RECORDS FOR THE EXERCISE -
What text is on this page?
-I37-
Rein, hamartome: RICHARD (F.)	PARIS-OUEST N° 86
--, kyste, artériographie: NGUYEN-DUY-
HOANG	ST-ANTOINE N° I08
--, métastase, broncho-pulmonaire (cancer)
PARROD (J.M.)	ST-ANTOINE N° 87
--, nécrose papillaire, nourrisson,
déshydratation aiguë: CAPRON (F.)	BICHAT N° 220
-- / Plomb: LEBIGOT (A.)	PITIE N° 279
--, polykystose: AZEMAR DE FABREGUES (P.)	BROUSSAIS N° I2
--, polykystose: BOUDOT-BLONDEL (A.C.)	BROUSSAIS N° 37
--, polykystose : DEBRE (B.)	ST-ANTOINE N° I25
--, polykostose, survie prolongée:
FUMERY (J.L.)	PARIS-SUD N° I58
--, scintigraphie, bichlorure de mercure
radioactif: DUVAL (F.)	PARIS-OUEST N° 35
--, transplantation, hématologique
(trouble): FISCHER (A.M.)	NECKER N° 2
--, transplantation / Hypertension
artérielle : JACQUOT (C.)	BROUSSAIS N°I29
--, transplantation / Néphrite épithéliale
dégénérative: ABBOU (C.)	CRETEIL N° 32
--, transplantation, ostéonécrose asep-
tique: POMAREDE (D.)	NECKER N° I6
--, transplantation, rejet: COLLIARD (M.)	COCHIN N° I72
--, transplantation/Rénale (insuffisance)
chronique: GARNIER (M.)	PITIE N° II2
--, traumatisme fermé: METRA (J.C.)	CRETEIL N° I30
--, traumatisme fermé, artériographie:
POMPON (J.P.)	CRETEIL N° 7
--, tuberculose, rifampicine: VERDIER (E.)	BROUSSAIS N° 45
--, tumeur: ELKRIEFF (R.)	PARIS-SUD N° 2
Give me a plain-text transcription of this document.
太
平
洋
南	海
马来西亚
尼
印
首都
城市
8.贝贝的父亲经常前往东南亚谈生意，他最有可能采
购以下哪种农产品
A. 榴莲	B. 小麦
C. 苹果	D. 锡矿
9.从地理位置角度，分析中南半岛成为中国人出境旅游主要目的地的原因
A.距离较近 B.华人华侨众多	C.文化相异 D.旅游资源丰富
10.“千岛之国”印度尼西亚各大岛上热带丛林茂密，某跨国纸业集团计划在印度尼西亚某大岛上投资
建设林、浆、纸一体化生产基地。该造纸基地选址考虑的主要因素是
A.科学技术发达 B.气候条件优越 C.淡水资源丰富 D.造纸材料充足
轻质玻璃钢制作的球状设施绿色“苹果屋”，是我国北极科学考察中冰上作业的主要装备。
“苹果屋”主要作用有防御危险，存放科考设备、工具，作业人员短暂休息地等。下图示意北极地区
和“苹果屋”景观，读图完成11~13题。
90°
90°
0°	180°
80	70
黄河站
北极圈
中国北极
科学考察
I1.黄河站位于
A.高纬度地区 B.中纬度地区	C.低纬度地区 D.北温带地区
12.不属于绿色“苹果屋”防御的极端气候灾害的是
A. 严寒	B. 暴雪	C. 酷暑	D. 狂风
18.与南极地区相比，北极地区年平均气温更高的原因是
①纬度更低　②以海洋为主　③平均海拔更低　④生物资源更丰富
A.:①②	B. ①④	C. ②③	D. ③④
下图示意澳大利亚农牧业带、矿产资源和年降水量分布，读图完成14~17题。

TASK DETAILS - Reproduce each entry from the records above, character for character.

CORRECT RESULT -
What text is on this page?
-I37-
Rein, hamartome: RICHARD (F.)	PARIS-OUEST N° 86
--, kyste, artériographie: NGUYEN-DUY-
HOANG	ST-ANTOINE N° I08
--, métastase, broncho-pulmonaire (cancer)
PARROD (J.M.)	ST-ANTOINE N° 87
--, nécrose papillaire, nourrisson,
déshydratation aiguë: CAPRON (F.)	BICHAT N° 220
-- / Plomb: LEBIGOT (A.)	PITIE N° 279
--, polykystose: AZEMAR DE FABREGUES (P.)	BROUSSAIS N° I2
--, polykystose: BOUDOT-BLONDEL (A.C.)	BROUSSAIS N° 37
--, polykystose : DEBRE (B.)	ST-ANTOINE N° I25
--, polykostose, survie prolongée:
FUMERY (J.L.)	PARIS-SUD N° I58
--, scintigraphie, bichlorure de mercure
radioactif: DUVAL (F.)	PARIS-OUEST N° 35
--, transplantation, hématologique
(trouble): FISCHER (A.M.)	NECKER N° 2
--, transplantation / Hypertension
artérielle : JACQUOT (C.)	BROUSSAIS N°I29
--, transplantation / Néphrite épithéliale
dégénérative: ABBOU (C.)	CRETEIL N° 32
--, transplantation, ostéonécrose asep-
tique: POMAREDE (D.)	NECKER N° I6
--, transplantation, rejet: COLLIARD (M.)	COCHIN N° I72
--, transplantation/Rénale (insuffisance)
chronique: GARNIER (M.)	PITIE N° II2
--, traumatisme fermé: METRA (J.C.)	CRETEIL N° I30
--, traumatisme fermé, artériographie:
POMPON (J.P.)	CRETEIL N° 7
--, tuberculose, rifampicine: VERDIER (E.)	BROUSSAIS N° 45
--, tumeur: ELKRIEFF (R.)	PARIS-SUD N° 2
Give me a plain-text transcription of this document.
太
平
洋
南	海
马来西亚
尼
印
首都
城市
8.贝贝的父亲经常前往东南亚谈生意，他最有可能采
购以下哪种农产品
A. 榴莲	B. 小麦
C. 苹果	D. 锡矿
9.从地理位置角度，分析中南半岛成为中国人出境旅游主要目的地的原因
A.距离较近 B.华人华侨众多	C.文化相异 D.旅游资源丰富
10.“千岛之国”印度尼西亚各大岛上热带丛林茂密，某跨国纸业集团计划在印度尼西亚某大岛上投资
建设林、浆、纸一体化生产基地。该造纸基地选址考虑的主要因素是
A.科学技术发达 B.气候条件优越 C.淡水资源丰富 D.造纸材料充足
轻质玻璃钢制作的球状设施绿色“苹果屋”，是我国北极科学考察中冰上作业的主要装备。
“苹果屋”主要作用有防御危险，存放科考设备、工具，作业人员短暂休息地等。下图示意北极地区
和“苹果屋”景观，读图完成11~13题。
90°
90°
0°	180°
80	70
黄河站
北极圈
中国北极
科学考察
I1.黄河站位于
A.高纬度地区 B.中纬度地区	C.低纬度地区 D.北温带地区
12.不属于绿色“苹果屋”防御的极端气候灾害的是
A. 严寒	B. 暴雪	C. 酷暑	D. 狂风
18.与南极地区相比，北极地区年平均气温更高的原因是
①纬度更低　②以海洋为主　③平均海拔更低　④生物资源更丰富
A.:①②	B. ①④	C. ②③	D. ③④
下图示意澳大利亚农牧业带、矿产资源和年降水量分布，读图完成14~17题。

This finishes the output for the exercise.